*Source records*.
○ ○ ○ ○

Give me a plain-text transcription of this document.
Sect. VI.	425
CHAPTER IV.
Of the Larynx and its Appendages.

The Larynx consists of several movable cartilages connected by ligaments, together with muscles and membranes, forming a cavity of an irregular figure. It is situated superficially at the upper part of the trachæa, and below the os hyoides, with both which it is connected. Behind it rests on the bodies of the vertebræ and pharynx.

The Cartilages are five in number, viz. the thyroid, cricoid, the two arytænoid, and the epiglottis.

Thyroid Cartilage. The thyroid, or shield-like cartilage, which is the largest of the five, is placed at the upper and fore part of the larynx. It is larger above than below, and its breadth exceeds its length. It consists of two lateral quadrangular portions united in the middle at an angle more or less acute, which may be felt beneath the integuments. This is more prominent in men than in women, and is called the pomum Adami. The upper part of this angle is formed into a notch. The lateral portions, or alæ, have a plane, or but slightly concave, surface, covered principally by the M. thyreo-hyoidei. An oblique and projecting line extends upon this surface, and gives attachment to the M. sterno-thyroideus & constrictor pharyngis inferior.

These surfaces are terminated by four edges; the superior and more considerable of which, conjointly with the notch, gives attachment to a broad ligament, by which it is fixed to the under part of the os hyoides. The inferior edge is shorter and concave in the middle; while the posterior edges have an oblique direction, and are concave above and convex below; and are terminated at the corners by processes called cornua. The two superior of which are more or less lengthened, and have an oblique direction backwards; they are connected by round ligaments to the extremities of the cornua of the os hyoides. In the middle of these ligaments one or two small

○ ○ ○ ○

*Challenge*. Return each line of the data exactly as written above.

*Solved exercise*.
Give me a plain-text transcription of this document.
Sect. VI.	425
CHAPTER IV.
Of the Larynx and its Appendages.

The Larynx consists of several movable cartilages connected by ligaments, together with muscles and membranes, forming a cavity of an irregular figure. It is situated superficially at the upper part of the trachæa, and below the os hyoides, with both which it is connected. Behind it rests on the bodies of the vertebræ and pharynx.

The Cartilages are five in number, viz. the thyroid, cricoid, the two arytænoid, and the epiglottis.

Thyroid Cartilage. The thyroid, or shield-like cartilage, which is the largest of the five, is placed at the upper and fore part of the larynx. It is larger above than below, and its breadth exceeds its length. It consists of two lateral quadrangular portions united in the middle at an angle more or less acute, which may be felt beneath the integuments. This is more prominent in men than in women, and is called the pomum Adami. The upper part of this angle is formed into a notch. The lateral portions, or alæ, have a plane, or but slightly concave, surface, covered principally by the M. thyreo-hyoidei. An oblique and projecting line extends upon this surface, and gives attachment to the M. sterno-thyroideus & constrictor pharyngis inferior.

These surfaces are terminated by four edges; the superior and more considerable of which, conjointly with the notch, gives attachment to a broad ligament, by which it is fixed to the under part of the os hyoides. The inferior edge is shorter and concave in the middle; while the posterior edges have an oblique direction, and are concave above and convex below; and are terminated at the corners by processes called cornua. The two superior of which are more or less lengthened, and have an oblique direction backwards; they are connected by round ligaments to the extremities of the cornua of the os hyoides. In the middle of these ligaments one or two small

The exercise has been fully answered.